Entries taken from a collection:
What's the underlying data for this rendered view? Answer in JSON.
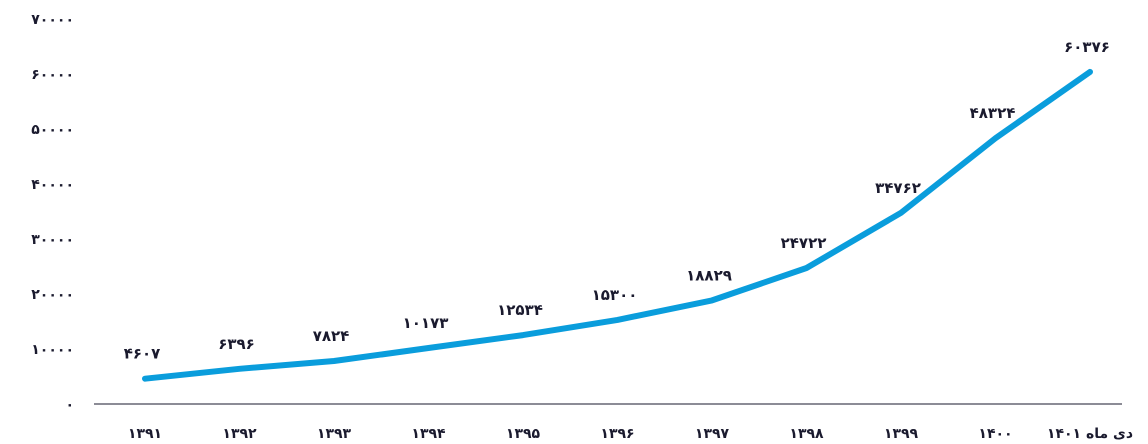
{
  "chart_data": {
    "type": "line",
    "title": "",
    "xlabel": "",
    "ylabel": "",
    "grid": false,
    "line_color": "#0a9ddc",
    "text_color": "#1a1a2e",
    "ylim": [
      0,
      70000
    ],
    "y_ticks": [
      {
        "value": 0,
        "label": "۰"
      },
      {
        "value": 10000,
        "label": "۱۰۰۰۰"
      },
      {
        "value": 20000,
        "label": "۲۰۰۰۰"
      },
      {
        "value": 30000,
        "label": "۳۰۰۰۰"
      },
      {
        "value": 40000,
        "label": "۴۰۰۰۰"
      },
      {
        "value": 50000,
        "label": "۵۰۰۰۰"
      },
      {
        "value": 60000,
        "label": "۶۰۰۰۰"
      },
      {
        "value": 70000,
        "label": "۷۰۰۰۰"
      }
    ],
    "categories": [
      "۱۳۹۱",
      "۱۳۹۲",
      "۱۳۹۳",
      "۱۳۹۴",
      "۱۳۹۵",
      "۱۳۹۶",
      "۱۳۹۷",
      "۱۳۹۸",
      "۱۳۹۹",
      "۱۴۰۰",
      "دی ماه ۱۴۰۱"
    ],
    "values": [
      4607,
      6396,
      7824,
      10173,
      12534,
      15300,
      18829,
      24722,
      34762,
      48324,
      60376
    ],
    "value_labels": [
      "۴۶۰۷",
      "۶۳۹۶",
      "۷۸۲۴",
      "۱۰۱۷۳",
      "۱۲۵۳۴",
      "۱۵۳۰۰",
      "۱۸۸۲۹",
      "۲۴۷۲۲",
      "۳۴۷۶۲",
      "۴۸۳۲۴",
      "۶۰۳۷۶"
    ]
  }
}
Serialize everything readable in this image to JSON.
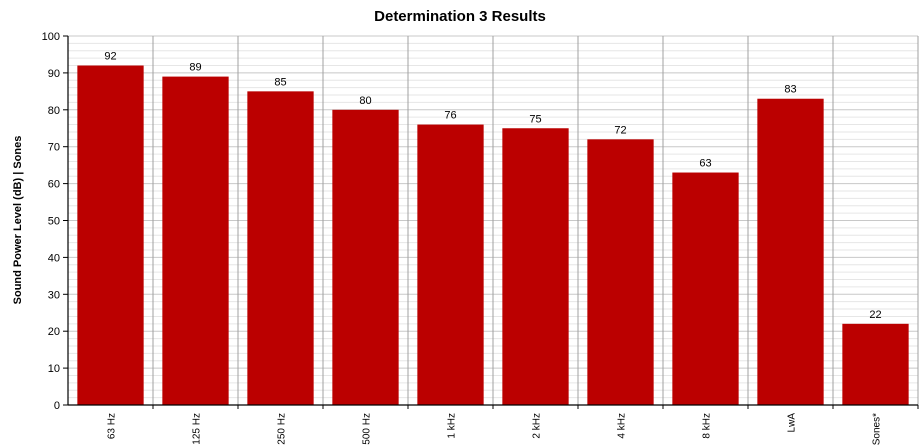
{
  "chart_data": {
    "type": "bar",
    "title": "Determination 3 Results",
    "xlabel": "",
    "ylabel": "Sound Power Level (dB) | Sones",
    "ylim": [
      0,
      100
    ],
    "yticks": [
      0,
      10,
      20,
      30,
      40,
      50,
      60,
      70,
      80,
      90,
      100
    ],
    "grid": true,
    "categories": [
      "63 Hz",
      "125 Hz",
      "250 Hz",
      "500 Hz",
      "1 kHz",
      "2 kHz",
      "4 kHz",
      "8 kHz",
      "LwA",
      "Sones*"
    ],
    "values": [
      92,
      89,
      85,
      80,
      76,
      75,
      72,
      63,
      83,
      22
    ],
    "bar_color": "#bb0000"
  }
}
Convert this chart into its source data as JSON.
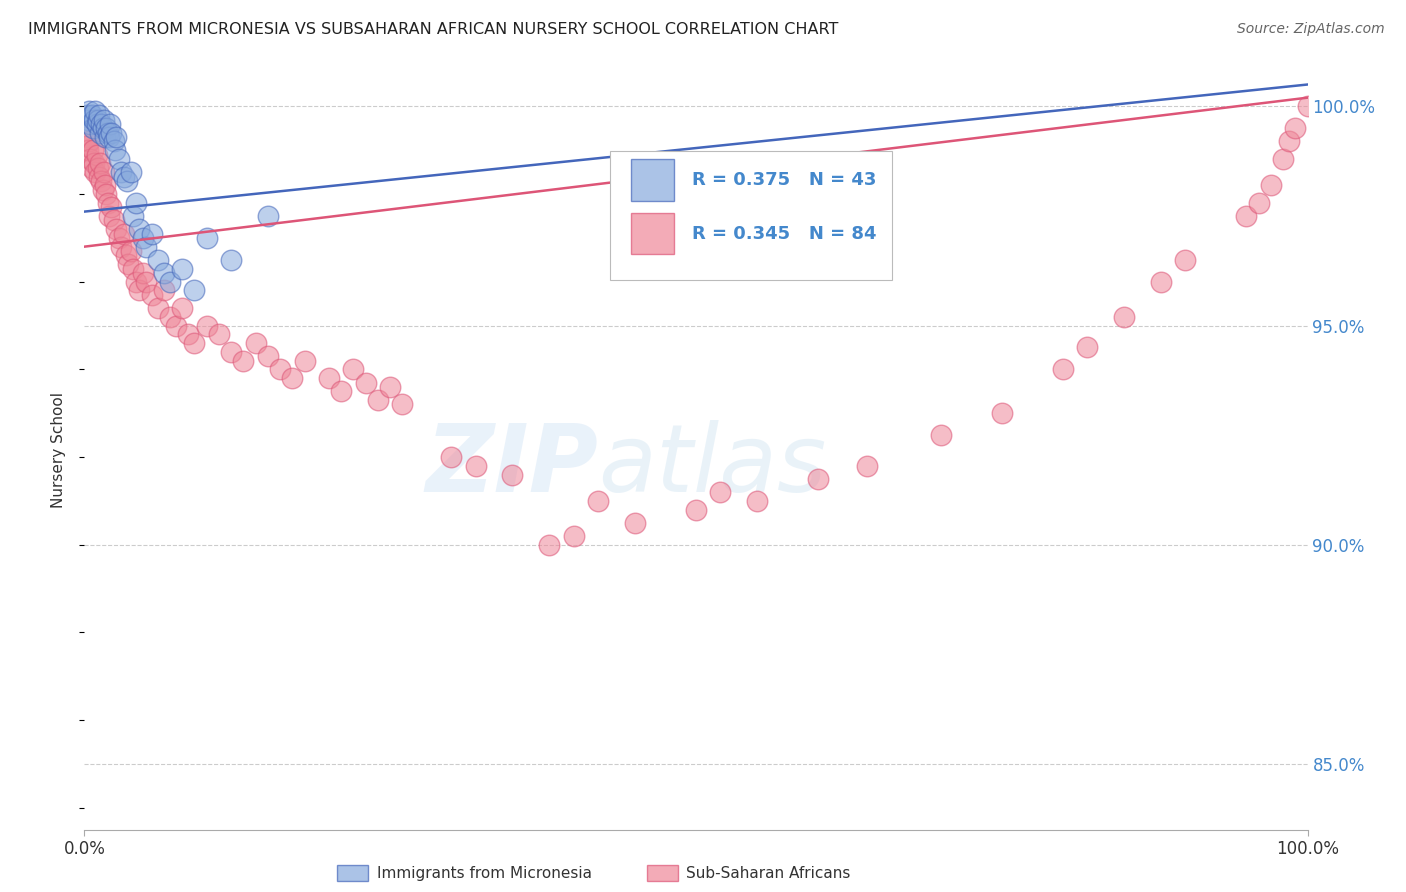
{
  "title": "IMMIGRANTS FROM MICRONESIA VS SUBSAHARAN AFRICAN NURSERY SCHOOL CORRELATION CHART",
  "source": "Source: ZipAtlas.com",
  "ylabel": "Nursery School",
  "xlim": [
    0.0,
    1.0
  ],
  "ylim": [
    0.835,
    1.008
  ],
  "yticks": [
    0.85,
    0.9,
    0.95,
    1.0
  ],
  "ytick_labels": [
    "85.0%",
    "90.0%",
    "95.0%",
    "100.0%"
  ],
  "xtick_labels": [
    "0.0%",
    "100.0%"
  ],
  "legend_R1": "R = 0.375",
  "legend_N1": "N = 43",
  "legend_R2": "R = 0.345",
  "legend_N2": "N = 84",
  "color_blue": "#88AADD",
  "color_pink": "#EE8899",
  "color_blue_line": "#4466BB",
  "color_pink_line": "#DD5577",
  "color_axis_label": "#4488CC",
  "background_color": "#FFFFFF",
  "watermark_zip": "ZIP",
  "watermark_atlas": "atlas",
  "micronesia_x": [
    0.002,
    0.003,
    0.004,
    0.005,
    0.006,
    0.007,
    0.008,
    0.009,
    0.01,
    0.011,
    0.012,
    0.013,
    0.014,
    0.015,
    0.016,
    0.017,
    0.018,
    0.019,
    0.02,
    0.021,
    0.022,
    0.024,
    0.025,
    0.026,
    0.028,
    0.03,
    0.032,
    0.035,
    0.038,
    0.04,
    0.042,
    0.045,
    0.048,
    0.05,
    0.055,
    0.06,
    0.065,
    0.07,
    0.08,
    0.09,
    0.1,
    0.12,
    0.15
  ],
  "micronesia_y": [
    0.998,
    0.997,
    0.999,
    0.996,
    0.998,
    0.995,
    0.997,
    0.999,
    0.996,
    0.997,
    0.998,
    0.994,
    0.996,
    0.995,
    0.997,
    0.993,
    0.995,
    0.994,
    0.993,
    0.996,
    0.994,
    0.992,
    0.99,
    0.993,
    0.988,
    0.985,
    0.984,
    0.983,
    0.985,
    0.975,
    0.978,
    0.972,
    0.97,
    0.968,
    0.971,
    0.965,
    0.962,
    0.96,
    0.963,
    0.958,
    0.97,
    0.965,
    0.975
  ],
  "subsaharan_x": [
    0.001,
    0.002,
    0.003,
    0.004,
    0.005,
    0.006,
    0.007,
    0.008,
    0.009,
    0.01,
    0.011,
    0.012,
    0.013,
    0.014,
    0.015,
    0.016,
    0.017,
    0.018,
    0.019,
    0.02,
    0.022,
    0.024,
    0.026,
    0.028,
    0.03,
    0.032,
    0.034,
    0.036,
    0.038,
    0.04,
    0.042,
    0.045,
    0.048,
    0.05,
    0.055,
    0.06,
    0.065,
    0.07,
    0.075,
    0.08,
    0.085,
    0.09,
    0.1,
    0.11,
    0.12,
    0.13,
    0.14,
    0.15,
    0.16,
    0.17,
    0.18,
    0.2,
    0.21,
    0.22,
    0.23,
    0.24,
    0.25,
    0.26,
    0.3,
    0.32,
    0.35,
    0.38,
    0.4,
    0.42,
    0.45,
    0.5,
    0.52,
    0.55,
    0.6,
    0.64,
    0.7,
    0.75,
    0.8,
    0.82,
    0.85,
    0.88,
    0.9,
    0.95,
    0.96,
    0.97,
    0.98,
    0.985,
    0.99,
    1.0
  ],
  "subsaharan_y": [
    0.993,
    0.991,
    0.99,
    0.992,
    0.988,
    0.986,
    0.99,
    0.987,
    0.985,
    0.989,
    0.986,
    0.984,
    0.987,
    0.983,
    0.981,
    0.985,
    0.982,
    0.98,
    0.978,
    0.975,
    0.977,
    0.974,
    0.972,
    0.97,
    0.968,
    0.971,
    0.966,
    0.964,
    0.967,
    0.963,
    0.96,
    0.958,
    0.962,
    0.96,
    0.957,
    0.954,
    0.958,
    0.952,
    0.95,
    0.954,
    0.948,
    0.946,
    0.95,
    0.948,
    0.944,
    0.942,
    0.946,
    0.943,
    0.94,
    0.938,
    0.942,
    0.938,
    0.935,
    0.94,
    0.937,
    0.933,
    0.936,
    0.932,
    0.92,
    0.918,
    0.916,
    0.9,
    0.902,
    0.91,
    0.905,
    0.908,
    0.912,
    0.91,
    0.915,
    0.918,
    0.925,
    0.93,
    0.94,
    0.945,
    0.952,
    0.96,
    0.965,
    0.975,
    0.978,
    0.982,
    0.988,
    0.992,
    0.995,
    1.0
  ]
}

THE TASK:
Restate each entry word for word, please, but drop any images it holds.

FINAL RESULT:
What's the underlying data for this rendered view? Answer in JSON.
{
  "chart_data": {
    "type": "line",
    "title": "",
    "xlabel": "",
    "ylabel": "",
    "grid": false,
    "line_color": "#0a9ddc",
    "text_color": "#1a1a2e",
    "ylim": [
      0,
      70000
    ],
    "y_ticks": [
      {
        "value": 0,
        "label": "۰"
      },
      {
        "value": 10000,
        "label": "۱۰۰۰۰"
      },
      {
        "value": 20000,
        "label": "۲۰۰۰۰"
      },
      {
        "value": 30000,
        "label": "۳۰۰۰۰"
      },
      {
        "value": 40000,
        "label": "۴۰۰۰۰"
      },
      {
        "value": 50000,
        "label": "۵۰۰۰۰"
      },
      {
        "value": 60000,
        "label": "۶۰۰۰۰"
      },
      {
        "value": 70000,
        "label": "۷۰۰۰۰"
      }
    ],
    "categories": [
      "۱۳۹۱",
      "۱۳۹۲",
      "۱۳۹۳",
      "۱۳۹۴",
      "۱۳۹۵",
      "۱۳۹۶",
      "۱۳۹۷",
      "۱۳۹۸",
      "۱۳۹۹",
      "۱۴۰۰",
      "دی ماه ۱۴۰۱"
    ],
    "values": [
      4607,
      6396,
      7824,
      10173,
      12534,
      15300,
      18829,
      24722,
      34762,
      48324,
      60376
    ],
    "value_labels": [
      "۴۶۰۷",
      "۶۳۹۶",
      "۷۸۲۴",
      "۱۰۱۷۳",
      "۱۲۵۳۴",
      "۱۵۳۰۰",
      "۱۸۸۲۹",
      "۲۴۷۲۲",
      "۳۴۷۶۲",
      "۴۸۳۲۴",
      "۶۰۳۷۶"
    ]
  }
}
Serialize everything readable in this image to JSON.
{
  "chart_data": {
    "type": "bar",
    "title": "Determination 3 Results",
    "xlabel": "",
    "ylabel": "Sound Power Level (dB) | Sones",
    "ylim": [
      0,
      100
    ],
    "yticks": [
      0,
      10,
      20,
      30,
      40,
      50,
      60,
      70,
      80,
      90,
      100
    ],
    "grid": true,
    "categories": [
      "63 Hz",
      "125 Hz",
      "250 Hz",
      "500 Hz",
      "1 kHz",
      "2 kHz",
      "4 kHz",
      "8 kHz",
      "LwA",
      "Sones*"
    ],
    "values": [
      92,
      89,
      85,
      80,
      76,
      75,
      72,
      63,
      83,
      22
    ],
    "bar_color": "#bb0000"
  }
}
Convert this chart into its source data as JSON.
{
  "title": "IMMIGRANTS FROM MICRONESIA VS SUBSAHARAN AFRICAN NURSERY SCHOOL CORRELATION CHART",
  "source": "Source: ZipAtlas.com",
  "ylabel": "Nursery School",
  "xlim": [
    0.0,
    1.0
  ],
  "ylim": [
    0.835,
    1.008
  ],
  "yticks": [
    0.85,
    0.9,
    0.95,
    1.0
  ],
  "ytick_labels": [
    "85.0%",
    "90.0%",
    "95.0%",
    "100.0%"
  ],
  "xtick_labels": [
    "0.0%",
    "100.0%"
  ],
  "legend_R1": "R = 0.375",
  "legend_N1": "N = 43",
  "legend_R2": "R = 0.345",
  "legend_N2": "N = 84",
  "color_blue": "#88AADD",
  "color_pink": "#EE8899",
  "color_blue_line": "#4466BB",
  "color_pink_line": "#DD5577",
  "color_axis_label": "#4488CC",
  "background_color": "#FFFFFF",
  "watermark_zip": "ZIP",
  "watermark_atlas": "atlas",
  "micronesia_x": [
    0.002,
    0.003,
    0.004,
    0.005,
    0.006,
    0.007,
    0.008,
    0.009,
    0.01,
    0.011,
    0.012,
    0.013,
    0.014,
    0.015,
    0.016,
    0.017,
    0.018,
    0.019,
    0.02,
    0.021,
    0.022,
    0.024,
    0.025,
    0.026,
    0.028,
    0.03,
    0.032,
    0.035,
    0.038,
    0.04,
    0.042,
    0.045,
    0.048,
    0.05,
    0.055,
    0.06,
    0.065,
    0.07,
    0.08,
    0.09,
    0.1,
    0.12,
    0.15
  ],
  "micronesia_y": [
    0.998,
    0.997,
    0.999,
    0.996,
    0.998,
    0.995,
    0.997,
    0.999,
    0.996,
    0.997,
    0.998,
    0.994,
    0.996,
    0.995,
    0.997,
    0.993,
    0.995,
    0.994,
    0.993,
    0.996,
    0.994,
    0.992,
    0.99,
    0.993,
    0.988,
    0.985,
    0.984,
    0.983,
    0.985,
    0.975,
    0.978,
    0.972,
    0.97,
    0.968,
    0.971,
    0.965,
    0.962,
    0.96,
    0.963,
    0.958,
    0.97,
    0.965,
    0.975
  ],
  "subsaharan_x": [
    0.001,
    0.002,
    0.003,
    0.004,
    0.005,
    0.006,
    0.007,
    0.008,
    0.009,
    0.01,
    0.011,
    0.012,
    0.013,
    0.014,
    0.015,
    0.016,
    0.017,
    0.018,
    0.019,
    0.02,
    0.022,
    0.024,
    0.026,
    0.028,
    0.03,
    0.032,
    0.034,
    0.036,
    0.038,
    0.04,
    0.042,
    0.045,
    0.048,
    0.05,
    0.055,
    0.06,
    0.065,
    0.07,
    0.075,
    0.08,
    0.085,
    0.09,
    0.1,
    0.11,
    0.12,
    0.13,
    0.14,
    0.15,
    0.16,
    0.17,
    0.18,
    0.2,
    0.21,
    0.22,
    0.23,
    0.24,
    0.25,
    0.26,
    0.3,
    0.32,
    0.35,
    0.38,
    0.4,
    0.42,
    0.45,
    0.5,
    0.52,
    0.55,
    0.6,
    0.64,
    0.7,
    0.75,
    0.8,
    0.82,
    0.85,
    0.88,
    0.9,
    0.95,
    0.96,
    0.97,
    0.98,
    0.985,
    0.99,
    1.0
  ],
  "subsaharan_y": [
    0.993,
    0.991,
    0.99,
    0.992,
    0.988,
    0.986,
    0.99,
    0.987,
    0.985,
    0.989,
    0.986,
    0.984,
    0.987,
    0.983,
    0.981,
    0.985,
    0.982,
    0.98,
    0.978,
    0.975,
    0.977,
    0.974,
    0.972,
    0.97,
    0.968,
    0.971,
    0.966,
    0.964,
    0.967,
    0.963,
    0.96,
    0.958,
    0.962,
    0.96,
    0.957,
    0.954,
    0.958,
    0.952,
    0.95,
    0.954,
    0.948,
    0.946,
    0.95,
    0.948,
    0.944,
    0.942,
    0.946,
    0.943,
    0.94,
    0.938,
    0.942,
    0.938,
    0.935,
    0.94,
    0.937,
    0.933,
    0.936,
    0.932,
    0.92,
    0.918,
    0.916,
    0.9,
    0.902,
    0.91,
    0.905,
    0.908,
    0.912,
    0.91,
    0.915,
    0.918,
    0.925,
    0.93,
    0.94,
    0.945,
    0.952,
    0.96,
    0.965,
    0.975,
    0.978,
    0.982,
    0.988,
    0.992,
    0.995,
    1.0
  ]
}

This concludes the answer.